» EXERCISE PROMPT
Answer with a single number: how many lines in the listing below include "this"?

══════════════════════════════

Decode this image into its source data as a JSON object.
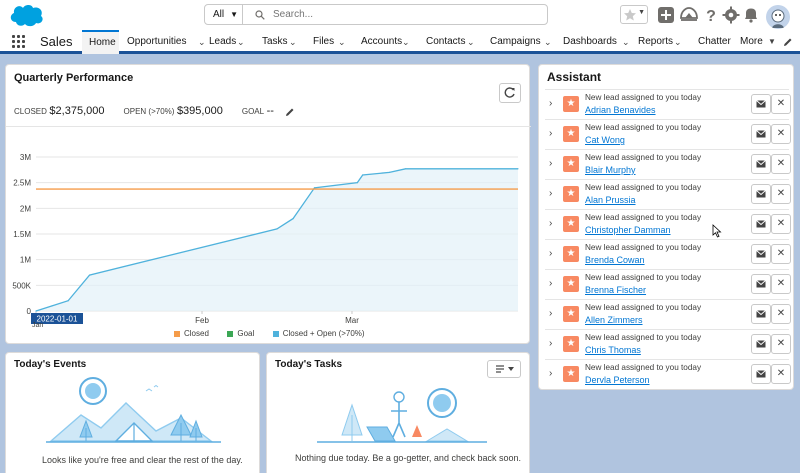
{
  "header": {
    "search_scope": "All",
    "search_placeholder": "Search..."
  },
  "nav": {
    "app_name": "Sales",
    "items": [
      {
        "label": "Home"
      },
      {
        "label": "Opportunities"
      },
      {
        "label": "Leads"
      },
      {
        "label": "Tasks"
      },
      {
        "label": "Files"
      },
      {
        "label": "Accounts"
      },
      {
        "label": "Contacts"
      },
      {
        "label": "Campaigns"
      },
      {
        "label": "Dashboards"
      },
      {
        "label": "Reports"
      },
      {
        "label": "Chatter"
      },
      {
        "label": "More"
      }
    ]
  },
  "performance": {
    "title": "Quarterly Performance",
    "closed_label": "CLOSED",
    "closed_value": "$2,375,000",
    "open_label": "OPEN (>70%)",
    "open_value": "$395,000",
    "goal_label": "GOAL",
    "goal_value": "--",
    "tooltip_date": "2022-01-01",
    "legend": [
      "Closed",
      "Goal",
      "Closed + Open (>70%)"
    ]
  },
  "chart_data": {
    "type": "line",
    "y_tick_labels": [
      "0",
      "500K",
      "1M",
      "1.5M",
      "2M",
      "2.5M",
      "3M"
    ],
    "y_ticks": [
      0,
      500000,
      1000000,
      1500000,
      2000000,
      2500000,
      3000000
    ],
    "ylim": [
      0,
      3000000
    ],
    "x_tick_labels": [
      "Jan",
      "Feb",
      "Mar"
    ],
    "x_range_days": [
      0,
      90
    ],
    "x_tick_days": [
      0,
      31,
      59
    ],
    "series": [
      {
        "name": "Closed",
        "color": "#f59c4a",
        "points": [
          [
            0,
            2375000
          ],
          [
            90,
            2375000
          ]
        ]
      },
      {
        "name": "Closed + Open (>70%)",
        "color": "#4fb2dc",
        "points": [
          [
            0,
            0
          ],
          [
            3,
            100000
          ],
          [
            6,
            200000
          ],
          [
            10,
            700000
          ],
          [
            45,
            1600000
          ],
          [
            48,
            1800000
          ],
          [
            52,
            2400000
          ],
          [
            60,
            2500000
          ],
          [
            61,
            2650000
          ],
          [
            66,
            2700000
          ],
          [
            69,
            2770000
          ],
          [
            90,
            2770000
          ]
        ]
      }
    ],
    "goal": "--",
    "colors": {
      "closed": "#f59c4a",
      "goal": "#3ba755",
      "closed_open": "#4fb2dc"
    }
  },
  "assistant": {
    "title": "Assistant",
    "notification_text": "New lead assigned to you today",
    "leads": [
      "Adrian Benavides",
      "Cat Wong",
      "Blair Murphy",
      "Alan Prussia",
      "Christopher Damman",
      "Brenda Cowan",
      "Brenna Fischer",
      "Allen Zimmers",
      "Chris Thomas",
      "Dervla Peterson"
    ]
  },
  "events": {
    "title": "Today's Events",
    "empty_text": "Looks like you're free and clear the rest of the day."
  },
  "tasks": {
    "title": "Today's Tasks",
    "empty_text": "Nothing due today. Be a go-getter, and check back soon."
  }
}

══════════════════════════════

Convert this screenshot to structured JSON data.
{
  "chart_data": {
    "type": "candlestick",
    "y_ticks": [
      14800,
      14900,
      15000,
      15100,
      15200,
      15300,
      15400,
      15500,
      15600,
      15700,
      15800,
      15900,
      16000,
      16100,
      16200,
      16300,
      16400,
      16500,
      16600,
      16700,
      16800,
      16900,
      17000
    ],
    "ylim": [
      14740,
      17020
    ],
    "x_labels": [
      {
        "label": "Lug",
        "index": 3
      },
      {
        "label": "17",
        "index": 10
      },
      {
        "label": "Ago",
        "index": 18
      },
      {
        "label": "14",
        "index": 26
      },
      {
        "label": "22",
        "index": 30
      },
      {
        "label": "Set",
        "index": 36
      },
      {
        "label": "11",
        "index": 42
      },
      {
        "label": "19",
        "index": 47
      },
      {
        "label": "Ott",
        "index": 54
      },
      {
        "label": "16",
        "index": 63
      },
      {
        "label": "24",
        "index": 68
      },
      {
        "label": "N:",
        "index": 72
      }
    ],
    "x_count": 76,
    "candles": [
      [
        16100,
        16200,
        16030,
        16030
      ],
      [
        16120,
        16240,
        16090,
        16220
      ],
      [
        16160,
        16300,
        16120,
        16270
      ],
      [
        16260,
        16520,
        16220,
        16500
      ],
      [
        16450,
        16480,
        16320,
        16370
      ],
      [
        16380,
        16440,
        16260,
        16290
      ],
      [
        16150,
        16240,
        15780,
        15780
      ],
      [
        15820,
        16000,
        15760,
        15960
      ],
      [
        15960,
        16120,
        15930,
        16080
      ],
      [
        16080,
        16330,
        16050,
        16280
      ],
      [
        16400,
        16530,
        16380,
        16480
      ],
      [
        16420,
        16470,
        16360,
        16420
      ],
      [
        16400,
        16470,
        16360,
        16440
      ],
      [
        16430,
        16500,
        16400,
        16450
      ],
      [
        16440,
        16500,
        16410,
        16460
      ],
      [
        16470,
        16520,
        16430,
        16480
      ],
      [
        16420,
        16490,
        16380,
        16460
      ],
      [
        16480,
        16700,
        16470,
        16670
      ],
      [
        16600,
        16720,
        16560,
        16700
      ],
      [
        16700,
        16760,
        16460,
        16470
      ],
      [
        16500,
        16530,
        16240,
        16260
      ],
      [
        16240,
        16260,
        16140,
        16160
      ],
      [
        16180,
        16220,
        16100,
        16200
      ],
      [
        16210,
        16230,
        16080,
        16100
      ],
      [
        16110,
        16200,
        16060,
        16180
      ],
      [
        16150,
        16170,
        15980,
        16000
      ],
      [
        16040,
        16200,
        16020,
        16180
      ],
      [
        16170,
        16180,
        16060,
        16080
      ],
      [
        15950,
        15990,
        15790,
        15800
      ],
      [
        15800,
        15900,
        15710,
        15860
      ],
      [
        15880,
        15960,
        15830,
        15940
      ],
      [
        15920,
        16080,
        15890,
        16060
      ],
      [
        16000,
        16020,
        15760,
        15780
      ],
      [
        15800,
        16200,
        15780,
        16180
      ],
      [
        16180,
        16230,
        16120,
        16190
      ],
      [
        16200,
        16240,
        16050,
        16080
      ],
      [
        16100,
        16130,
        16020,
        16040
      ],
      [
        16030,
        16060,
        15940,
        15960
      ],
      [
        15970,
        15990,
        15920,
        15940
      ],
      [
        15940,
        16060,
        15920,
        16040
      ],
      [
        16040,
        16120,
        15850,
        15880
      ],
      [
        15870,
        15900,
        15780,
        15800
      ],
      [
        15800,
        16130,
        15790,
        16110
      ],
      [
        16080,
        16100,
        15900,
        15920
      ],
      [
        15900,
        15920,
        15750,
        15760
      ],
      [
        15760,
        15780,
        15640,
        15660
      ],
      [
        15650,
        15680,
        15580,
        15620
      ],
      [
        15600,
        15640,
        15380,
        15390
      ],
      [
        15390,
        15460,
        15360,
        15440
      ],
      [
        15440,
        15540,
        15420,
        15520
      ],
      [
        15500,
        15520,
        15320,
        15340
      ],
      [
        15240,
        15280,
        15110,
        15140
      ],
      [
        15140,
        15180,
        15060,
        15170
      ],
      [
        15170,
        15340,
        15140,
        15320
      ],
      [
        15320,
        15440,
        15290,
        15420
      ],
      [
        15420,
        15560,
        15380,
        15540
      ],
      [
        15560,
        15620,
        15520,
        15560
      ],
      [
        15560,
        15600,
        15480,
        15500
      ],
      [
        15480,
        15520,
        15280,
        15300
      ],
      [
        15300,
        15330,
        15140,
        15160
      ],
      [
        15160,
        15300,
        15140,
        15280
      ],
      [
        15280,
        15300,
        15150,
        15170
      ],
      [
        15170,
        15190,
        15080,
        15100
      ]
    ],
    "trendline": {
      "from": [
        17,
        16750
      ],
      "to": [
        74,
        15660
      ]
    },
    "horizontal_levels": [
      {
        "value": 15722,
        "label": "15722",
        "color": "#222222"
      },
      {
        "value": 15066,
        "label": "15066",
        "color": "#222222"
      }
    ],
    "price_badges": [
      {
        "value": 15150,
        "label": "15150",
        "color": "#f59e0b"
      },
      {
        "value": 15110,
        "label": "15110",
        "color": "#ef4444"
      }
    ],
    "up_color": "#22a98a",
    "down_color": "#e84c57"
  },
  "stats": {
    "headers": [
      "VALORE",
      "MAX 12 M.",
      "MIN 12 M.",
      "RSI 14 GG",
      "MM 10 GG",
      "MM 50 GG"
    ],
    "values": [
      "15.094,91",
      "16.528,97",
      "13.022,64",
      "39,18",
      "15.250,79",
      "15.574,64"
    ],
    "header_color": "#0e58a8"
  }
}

══════════════════════════════

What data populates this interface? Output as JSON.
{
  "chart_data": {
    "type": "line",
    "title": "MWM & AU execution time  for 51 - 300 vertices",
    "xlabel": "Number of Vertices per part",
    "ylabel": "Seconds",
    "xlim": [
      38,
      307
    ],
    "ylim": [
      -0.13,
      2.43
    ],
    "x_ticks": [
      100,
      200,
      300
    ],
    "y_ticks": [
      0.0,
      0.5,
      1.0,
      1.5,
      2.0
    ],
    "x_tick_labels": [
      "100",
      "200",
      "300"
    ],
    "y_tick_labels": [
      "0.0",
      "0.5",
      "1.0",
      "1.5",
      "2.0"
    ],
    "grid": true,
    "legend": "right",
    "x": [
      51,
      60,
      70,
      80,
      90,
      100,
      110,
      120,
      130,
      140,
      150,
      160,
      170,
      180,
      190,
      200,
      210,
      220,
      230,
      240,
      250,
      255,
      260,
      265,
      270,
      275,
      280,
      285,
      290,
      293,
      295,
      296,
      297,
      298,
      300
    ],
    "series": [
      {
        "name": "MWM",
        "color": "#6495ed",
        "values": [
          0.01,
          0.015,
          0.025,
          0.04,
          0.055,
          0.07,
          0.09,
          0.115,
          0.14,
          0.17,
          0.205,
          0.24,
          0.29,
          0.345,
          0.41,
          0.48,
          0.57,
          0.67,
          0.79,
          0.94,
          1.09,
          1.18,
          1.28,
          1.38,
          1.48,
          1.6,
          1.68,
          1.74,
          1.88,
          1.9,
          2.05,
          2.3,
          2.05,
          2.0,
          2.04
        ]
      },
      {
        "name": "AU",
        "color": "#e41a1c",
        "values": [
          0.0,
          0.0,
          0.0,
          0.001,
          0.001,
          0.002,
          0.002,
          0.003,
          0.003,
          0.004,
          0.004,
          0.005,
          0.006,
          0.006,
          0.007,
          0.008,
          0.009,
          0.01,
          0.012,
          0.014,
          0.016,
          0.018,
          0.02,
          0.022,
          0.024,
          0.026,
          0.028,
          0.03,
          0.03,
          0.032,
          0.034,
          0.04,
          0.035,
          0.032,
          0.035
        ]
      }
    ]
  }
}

══════════════════════════════

» EXERCISE RESPONSE
3